[Figure data in JSON]
━━━━━━━━━━
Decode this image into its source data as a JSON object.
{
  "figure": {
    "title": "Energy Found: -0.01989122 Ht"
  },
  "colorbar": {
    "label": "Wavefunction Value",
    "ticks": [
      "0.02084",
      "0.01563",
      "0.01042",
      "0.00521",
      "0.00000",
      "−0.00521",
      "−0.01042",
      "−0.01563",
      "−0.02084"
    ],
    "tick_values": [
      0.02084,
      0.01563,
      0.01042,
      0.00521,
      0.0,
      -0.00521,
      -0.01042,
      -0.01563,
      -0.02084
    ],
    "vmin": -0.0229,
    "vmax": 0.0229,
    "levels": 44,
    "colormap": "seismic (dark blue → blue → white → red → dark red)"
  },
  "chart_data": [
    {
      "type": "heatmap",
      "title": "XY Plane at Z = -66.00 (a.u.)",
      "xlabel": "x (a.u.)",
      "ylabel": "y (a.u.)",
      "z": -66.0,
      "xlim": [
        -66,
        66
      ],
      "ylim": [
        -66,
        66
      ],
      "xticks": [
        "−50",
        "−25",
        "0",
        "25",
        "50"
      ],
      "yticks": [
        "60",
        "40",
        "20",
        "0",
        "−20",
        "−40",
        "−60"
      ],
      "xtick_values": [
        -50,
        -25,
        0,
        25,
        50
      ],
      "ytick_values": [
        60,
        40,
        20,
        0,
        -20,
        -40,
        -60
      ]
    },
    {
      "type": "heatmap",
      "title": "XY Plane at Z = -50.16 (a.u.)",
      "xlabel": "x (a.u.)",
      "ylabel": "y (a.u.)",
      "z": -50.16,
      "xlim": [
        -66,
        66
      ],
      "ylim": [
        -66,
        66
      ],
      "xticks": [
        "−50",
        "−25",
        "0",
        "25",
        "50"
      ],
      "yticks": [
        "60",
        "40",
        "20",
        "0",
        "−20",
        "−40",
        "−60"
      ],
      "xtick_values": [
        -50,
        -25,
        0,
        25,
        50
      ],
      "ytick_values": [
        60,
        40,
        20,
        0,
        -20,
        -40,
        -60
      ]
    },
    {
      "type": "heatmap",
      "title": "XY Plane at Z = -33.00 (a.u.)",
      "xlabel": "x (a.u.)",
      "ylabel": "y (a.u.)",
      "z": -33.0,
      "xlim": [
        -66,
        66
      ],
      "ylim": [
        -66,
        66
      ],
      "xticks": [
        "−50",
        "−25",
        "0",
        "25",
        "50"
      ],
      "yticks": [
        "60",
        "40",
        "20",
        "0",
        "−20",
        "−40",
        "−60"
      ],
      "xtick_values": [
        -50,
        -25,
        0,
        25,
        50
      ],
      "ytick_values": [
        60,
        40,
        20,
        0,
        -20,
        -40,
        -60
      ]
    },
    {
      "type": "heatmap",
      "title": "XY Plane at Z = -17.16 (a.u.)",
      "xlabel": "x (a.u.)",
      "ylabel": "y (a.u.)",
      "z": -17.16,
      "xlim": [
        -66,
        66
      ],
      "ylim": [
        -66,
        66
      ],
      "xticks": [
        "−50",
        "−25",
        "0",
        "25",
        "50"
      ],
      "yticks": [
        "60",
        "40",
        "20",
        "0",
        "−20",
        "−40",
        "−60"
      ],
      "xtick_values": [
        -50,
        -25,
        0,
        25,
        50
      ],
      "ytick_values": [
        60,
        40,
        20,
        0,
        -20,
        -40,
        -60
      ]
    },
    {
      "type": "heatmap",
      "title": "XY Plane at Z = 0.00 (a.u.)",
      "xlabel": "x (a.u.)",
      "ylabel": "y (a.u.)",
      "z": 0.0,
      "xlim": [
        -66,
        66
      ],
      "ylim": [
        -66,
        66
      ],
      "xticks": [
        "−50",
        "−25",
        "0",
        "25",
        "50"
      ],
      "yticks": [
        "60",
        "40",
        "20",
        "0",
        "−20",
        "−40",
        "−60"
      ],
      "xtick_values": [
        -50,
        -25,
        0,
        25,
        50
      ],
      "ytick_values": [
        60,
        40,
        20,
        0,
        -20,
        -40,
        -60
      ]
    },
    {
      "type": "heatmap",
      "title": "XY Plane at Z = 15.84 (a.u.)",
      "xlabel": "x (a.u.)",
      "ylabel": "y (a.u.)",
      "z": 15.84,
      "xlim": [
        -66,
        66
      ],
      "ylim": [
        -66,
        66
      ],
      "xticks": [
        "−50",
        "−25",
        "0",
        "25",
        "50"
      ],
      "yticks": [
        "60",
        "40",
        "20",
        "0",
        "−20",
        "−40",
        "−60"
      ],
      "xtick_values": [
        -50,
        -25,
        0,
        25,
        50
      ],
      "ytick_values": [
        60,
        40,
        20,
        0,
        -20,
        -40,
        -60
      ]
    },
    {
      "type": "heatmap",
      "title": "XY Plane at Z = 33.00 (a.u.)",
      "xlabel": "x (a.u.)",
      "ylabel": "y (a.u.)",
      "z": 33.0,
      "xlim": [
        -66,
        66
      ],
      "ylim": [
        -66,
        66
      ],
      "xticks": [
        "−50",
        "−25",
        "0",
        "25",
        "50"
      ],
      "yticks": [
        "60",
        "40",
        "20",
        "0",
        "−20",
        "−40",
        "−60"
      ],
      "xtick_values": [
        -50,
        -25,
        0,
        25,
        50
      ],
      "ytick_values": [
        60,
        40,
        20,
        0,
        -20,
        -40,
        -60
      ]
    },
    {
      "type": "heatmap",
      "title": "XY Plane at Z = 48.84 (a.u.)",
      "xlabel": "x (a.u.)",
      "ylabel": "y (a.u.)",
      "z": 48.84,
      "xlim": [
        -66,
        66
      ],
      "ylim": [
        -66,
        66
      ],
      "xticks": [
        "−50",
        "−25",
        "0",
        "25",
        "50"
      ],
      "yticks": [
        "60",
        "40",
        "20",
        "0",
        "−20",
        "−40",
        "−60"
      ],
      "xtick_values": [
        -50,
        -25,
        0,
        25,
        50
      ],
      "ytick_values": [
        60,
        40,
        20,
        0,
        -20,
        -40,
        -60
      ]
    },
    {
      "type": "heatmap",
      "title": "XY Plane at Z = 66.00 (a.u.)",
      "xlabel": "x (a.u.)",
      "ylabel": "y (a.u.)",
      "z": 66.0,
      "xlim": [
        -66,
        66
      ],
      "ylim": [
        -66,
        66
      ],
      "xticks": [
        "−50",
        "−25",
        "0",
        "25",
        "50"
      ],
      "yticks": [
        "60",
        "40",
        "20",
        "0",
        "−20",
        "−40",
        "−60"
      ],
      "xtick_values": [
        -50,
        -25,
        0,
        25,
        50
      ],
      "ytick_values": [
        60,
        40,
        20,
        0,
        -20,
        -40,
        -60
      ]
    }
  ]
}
━━━━━━━━━━
Reproduce the data in full, exactly as presented.

Decode this image into its source data as a JSON object.
{
  "figure": {
    "title": "Energy Found: -0.01989122 Ht"
  },
  "colorbar": {
    "label": "Wavefunction Value",
    "ticks": [
      "0.02084",
      "0.01563",
      "0.01042",
      "0.00521",
      "0.00000",
      "−0.00521",
      "−0.01042",
      "−0.01563",
      "−0.02084"
    ],
    "tick_values": [
      0.02084,
      0.01563,
      0.01042,
      0.00521,
      0.0,
      -0.00521,
      -0.01042,
      -0.01563,
      -0.02084
    ],
    "vmin": -0.0229,
    "vmax": 0.0229,
    "levels": 44,
    "colormap": "seismic (dark blue → blue → white → red → dark red)"
  },
  "chart_data": [
    {
      "type": "heatmap",
      "title": "XY Plane at Z = -66.00 (a.u.)",
      "xlabel": "x (a.u.)",
      "ylabel": "y (a.u.)",
      "z": -66.0,
      "xlim": [
        -66,
        66
      ],
      "ylim": [
        -66,
        66
      ],
      "xticks": [
        "−50",
        "−25",
        "0",
        "25",
        "50"
      ],
      "yticks": [
        "60",
        "40",
        "20",
        "0",
        "−20",
        "−40",
        "−60"
      ],
      "xtick_values": [
        -50,
        -25,
        0,
        25,
        50
      ],
      "ytick_values": [
        60,
        40,
        20,
        0,
        -20,
        -40,
        -60
      ]
    },
    {
      "type": "heatmap",
      "title": "XY Plane at Z = -50.16 (a.u.)",
      "xlabel": "x (a.u.)",
      "ylabel": "y (a.u.)",
      "z": -50.16,
      "xlim": [
        -66,
        66
      ],
      "ylim": [
        -66,
        66
      ],
      "xticks": [
        "−50",
        "−25",
        "0",
        "25",
        "50"
      ],
      "yticks": [
        "60",
        "40",
        "20",
        "0",
        "−20",
        "−40",
        "−60"
      ],
      "xtick_values": [
        -50,
        -25,
        0,
        25,
        50
      ],
      "ytick_values": [
        60,
        40,
        20,
        0,
        -20,
        -40,
        -60
      ]
    },
    {
      "type": "heatmap",
      "title": "XY Plane at Z = -33.00 (a.u.)",
      "xlabel": "x (a.u.)",
      "ylabel": "y (a.u.)",
      "z": -33.0,
      "xlim": [
        -66,
        66
      ],
      "ylim": [
        -66,
        66
      ],
      "xticks": [
        "−50",
        "−25",
        "0",
        "25",
        "50"
      ],
      "yticks": [
        "60",
        "40",
        "20",
        "0",
        "−20",
        "−40",
        "−60"
      ],
      "xtick_values": [
        -50,
        -25,
        0,
        25,
        50
      ],
      "ytick_values": [
        60,
        40,
        20,
        0,
        -20,
        -40,
        -60
      ]
    },
    {
      "type": "heatmap",
      "title": "XY Plane at Z = -17.16 (a.u.)",
      "xlabel": "x (a.u.)",
      "ylabel": "y (a.u.)",
      "z": -17.16,
      "xlim": [
        -66,
        66
      ],
      "ylim": [
        -66,
        66
      ],
      "xticks": [
        "−50",
        "−25",
        "0",
        "25",
        "50"
      ],
      "yticks": [
        "60",
        "40",
        "20",
        "0",
        "−20",
        "−40",
        "−60"
      ],
      "xtick_values": [
        -50,
        -25,
        0,
        25,
        50
      ],
      "ytick_values": [
        60,
        40,
        20,
        0,
        -20,
        -40,
        -60
      ]
    },
    {
      "type": "heatmap",
      "title": "XY Plane at Z = 0.00 (a.u.)",
      "xlabel": "x (a.u.)",
      "ylabel": "y (a.u.)",
      "z": 0.0,
      "xlim": [
        -66,
        66
      ],
      "ylim": [
        -66,
        66
      ],
      "xticks": [
        "−50",
        "−25",
        "0",
        "25",
        "50"
      ],
      "yticks": [
        "60",
        "40",
        "20",
        "0",
        "−20",
        "−40",
        "−60"
      ],
      "xtick_values": [
        -50,
        -25,
        0,
        25,
        50
      ],
      "ytick_values": [
        60,
        40,
        20,
        0,
        -20,
        -40,
        -60
      ]
    },
    {
      "type": "heatmap",
      "title": "XY Plane at Z = 15.84 (a.u.)",
      "xlabel": "x (a.u.)",
      "ylabel": "y (a.u.)",
      "z": 15.84,
      "xlim": [
        -66,
        66
      ],
      "ylim": [
        -66,
        66
      ],
      "xticks": [
        "−50",
        "−25",
        "0",
        "25",
        "50"
      ],
      "yticks": [
        "60",
        "40",
        "20",
        "0",
        "−20",
        "−40",
        "−60"
      ],
      "xtick_values": [
        -50,
        -25,
        0,
        25,
        50
      ],
      "ytick_values": [
        60,
        40,
        20,
        0,
        -20,
        -40,
        -60
      ]
    },
    {
      "type": "heatmap",
      "title": "XY Plane at Z = 33.00 (a.u.)",
      "xlabel": "x (a.u.)",
      "ylabel": "y (a.u.)",
      "z": 33.0,
      "xlim": [
        -66,
        66
      ],
      "ylim": [
        -66,
        66
      ],
      "xticks": [
        "−50",
        "−25",
        "0",
        "25",
        "50"
      ],
      "yticks": [
        "60",
        "40",
        "20",
        "0",
        "−20",
        "−40",
        "−60"
      ],
      "xtick_values": [
        -50,
        -25,
        0,
        25,
        50
      ],
      "ytick_values": [
        60,
        40,
        20,
        0,
        -20,
        -40,
        -60
      ]
    },
    {
      "type": "heatmap",
      "title": "XY Plane at Z = 48.84 (a.u.)",
      "xlabel": "x (a.u.)",
      "ylabel": "y (a.u.)",
      "z": 48.84,
      "xlim": [
        -66,
        66
      ],
      "ylim": [
        -66,
        66
      ],
      "xticks": [
        "−50",
        "−25",
        "0",
        "25",
        "50"
      ],
      "yticks": [
        "60",
        "40",
        "20",
        "0",
        "−20",
        "−40",
        "−60"
      ],
      "xtick_values": [
        -50,
        -25,
        0,
        25,
        50
      ],
      "ytick_values": [
        60,
        40,
        20,
        0,
        -20,
        -40,
        -60
      ]
    },
    {
      "type": "heatmap",
      "title": "XY Plane at Z = 66.00 (a.u.)",
      "xlabel": "x (a.u.)",
      "ylabel": "y (a.u.)",
      "z": 66.0,
      "xlim": [
        -66,
        66
      ],
      "ylim": [
        -66,
        66
      ],
      "xticks": [
        "−50",
        "−25",
        "0",
        "25",
        "50"
      ],
      "yticks": [
        "60",
        "40",
        "20",
        "0",
        "−20",
        "−40",
        "−60"
      ],
      "xtick_values": [
        -50,
        -25,
        0,
        25,
        50
      ],
      "ytick_values": [
        60,
        40,
        20,
        0,
        -20,
        -40,
        -60
      ]
    }
  ]
}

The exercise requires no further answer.